**Exercise prompt**
Search the records that follow and extract every line containing the string "average".

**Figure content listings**
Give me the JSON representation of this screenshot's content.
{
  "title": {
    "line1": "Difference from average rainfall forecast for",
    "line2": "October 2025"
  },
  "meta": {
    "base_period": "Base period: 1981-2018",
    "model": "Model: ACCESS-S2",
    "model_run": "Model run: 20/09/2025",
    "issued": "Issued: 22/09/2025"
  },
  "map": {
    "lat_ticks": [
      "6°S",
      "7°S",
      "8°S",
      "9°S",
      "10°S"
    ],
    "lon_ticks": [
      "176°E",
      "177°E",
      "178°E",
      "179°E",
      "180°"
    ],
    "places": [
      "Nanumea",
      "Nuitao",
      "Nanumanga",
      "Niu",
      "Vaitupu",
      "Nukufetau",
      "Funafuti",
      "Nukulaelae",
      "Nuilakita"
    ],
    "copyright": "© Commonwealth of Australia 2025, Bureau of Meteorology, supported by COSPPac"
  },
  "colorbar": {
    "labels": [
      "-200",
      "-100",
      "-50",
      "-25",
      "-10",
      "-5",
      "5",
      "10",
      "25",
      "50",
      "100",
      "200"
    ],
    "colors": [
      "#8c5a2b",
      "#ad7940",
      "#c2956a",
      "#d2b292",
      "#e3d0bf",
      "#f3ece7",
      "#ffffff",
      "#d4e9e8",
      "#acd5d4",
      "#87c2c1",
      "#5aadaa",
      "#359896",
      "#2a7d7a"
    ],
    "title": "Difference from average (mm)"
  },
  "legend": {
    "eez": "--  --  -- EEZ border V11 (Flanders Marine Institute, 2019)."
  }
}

**Result for this exercise**
    "line1": "Difference from average rainfall forecast for",
    "title": "Difference from average (mm)"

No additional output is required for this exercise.